(Dataset listings of figures)
+===+

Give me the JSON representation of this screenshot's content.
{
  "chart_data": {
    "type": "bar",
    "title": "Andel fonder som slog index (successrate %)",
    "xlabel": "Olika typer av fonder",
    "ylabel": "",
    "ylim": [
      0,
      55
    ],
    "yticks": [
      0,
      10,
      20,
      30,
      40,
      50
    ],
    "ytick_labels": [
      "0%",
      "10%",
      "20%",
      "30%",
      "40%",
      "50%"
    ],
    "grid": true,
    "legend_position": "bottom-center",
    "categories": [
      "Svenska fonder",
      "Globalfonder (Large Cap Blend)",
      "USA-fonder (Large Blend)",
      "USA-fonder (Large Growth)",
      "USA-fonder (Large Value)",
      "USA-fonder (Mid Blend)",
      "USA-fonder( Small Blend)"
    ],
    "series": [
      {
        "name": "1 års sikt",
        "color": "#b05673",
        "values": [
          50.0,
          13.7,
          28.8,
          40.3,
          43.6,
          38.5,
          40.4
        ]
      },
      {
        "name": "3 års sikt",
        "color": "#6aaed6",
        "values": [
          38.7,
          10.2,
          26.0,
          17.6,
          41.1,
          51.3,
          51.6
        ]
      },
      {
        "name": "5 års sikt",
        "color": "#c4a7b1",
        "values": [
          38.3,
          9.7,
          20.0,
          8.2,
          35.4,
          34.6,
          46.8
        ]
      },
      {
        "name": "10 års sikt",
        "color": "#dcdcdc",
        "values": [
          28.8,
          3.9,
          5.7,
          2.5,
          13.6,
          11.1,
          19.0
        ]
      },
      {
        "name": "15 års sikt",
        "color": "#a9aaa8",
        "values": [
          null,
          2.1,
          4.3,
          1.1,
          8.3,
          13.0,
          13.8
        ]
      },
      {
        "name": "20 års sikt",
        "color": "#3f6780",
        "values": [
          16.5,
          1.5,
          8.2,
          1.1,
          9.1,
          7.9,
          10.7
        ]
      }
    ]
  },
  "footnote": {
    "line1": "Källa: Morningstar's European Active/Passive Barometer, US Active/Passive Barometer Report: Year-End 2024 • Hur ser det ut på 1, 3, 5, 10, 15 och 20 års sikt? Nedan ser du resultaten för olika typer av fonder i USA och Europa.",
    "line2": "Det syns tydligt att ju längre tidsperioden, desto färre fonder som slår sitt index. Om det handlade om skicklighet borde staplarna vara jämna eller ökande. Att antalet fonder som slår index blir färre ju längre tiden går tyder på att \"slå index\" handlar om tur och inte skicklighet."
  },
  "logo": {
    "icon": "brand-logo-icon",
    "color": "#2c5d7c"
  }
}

+===+

### [DIRECTIONS FOR THIS TASK]
Print the material once more, exactly.

### [COMPLETE ANSWER]
Give me the JSON representation of this screenshot's content.
{
  "chart_data": {
    "type": "bar",
    "title": "Andel fonder som slog index (successrate %)",
    "xlabel": "Olika typer av fonder",
    "ylabel": "",
    "ylim": [
      0,
      55
    ],
    "yticks": [
      0,
      10,
      20,
      30,
      40,
      50
    ],
    "ytick_labels": [
      "0%",
      "10%",
      "20%",
      "30%",
      "40%",
      "50%"
    ],
    "grid": true,
    "legend_position": "bottom-center",
    "categories": [
      "Svenska fonder",
      "Globalfonder (Large Cap Blend)",
      "USA-fonder (Large Blend)",
      "USA-fonder (Large Growth)",
      "USA-fonder (Large Value)",
      "USA-fonder (Mid Blend)",
      "USA-fonder( Small Blend)"
    ],
    "series": [
      {
        "name": "1 års sikt",
        "color": "#b05673",
        "values": [
          50.0,
          13.7,
          28.8,
          40.3,
          43.6,
          38.5,
          40.4
        ]
      },
      {
        "name": "3 års sikt",
        "color": "#6aaed6",
        "values": [
          38.7,
          10.2,
          26.0,
          17.6,
          41.1,
          51.3,
          51.6
        ]
      },
      {
        "name": "5 års sikt",
        "color": "#c4a7b1",
        "values": [
          38.3,
          9.7,
          20.0,
          8.2,
          35.4,
          34.6,
          46.8
        ]
      },
      {
        "name": "10 års sikt",
        "color": "#dcdcdc",
        "values": [
          28.8,
          3.9,
          5.7,
          2.5,
          13.6,
          11.1,
          19.0
        ]
      },
      {
        "name": "15 års sikt",
        "color": "#a9aaa8",
        "values": [
          null,
          2.1,
          4.3,
          1.1,
          8.3,
          13.0,
          13.8
        ]
      },
      {
        "name": "20 års sikt",
        "color": "#3f6780",
        "values": [
          16.5,
          1.5,
          8.2,
          1.1,
          9.1,
          7.9,
          10.7
        ]
      }
    ]
  },
  "footnote": {
    "line1": "Källa: Morningstar's European Active/Passive Barometer, US Active/Passive Barometer Report: Year-End 2024 • Hur ser det ut på 1, 3, 5, 10, 15 och 20 års sikt? Nedan ser du resultaten för olika typer av fonder i USA och Europa.",
    "line2": "Det syns tydligt att ju längre tidsperioden, desto färre fonder som slår sitt index. Om det handlade om skicklighet borde staplarna vara jämna eller ökande. Att antalet fonder som slår index blir färre ju längre tiden går tyder på att \"slå index\" handlar om tur och inte skicklighet."
  },
  "logo": {
    "icon": "brand-logo-icon",
    "color": "#2c5d7c"
  }
}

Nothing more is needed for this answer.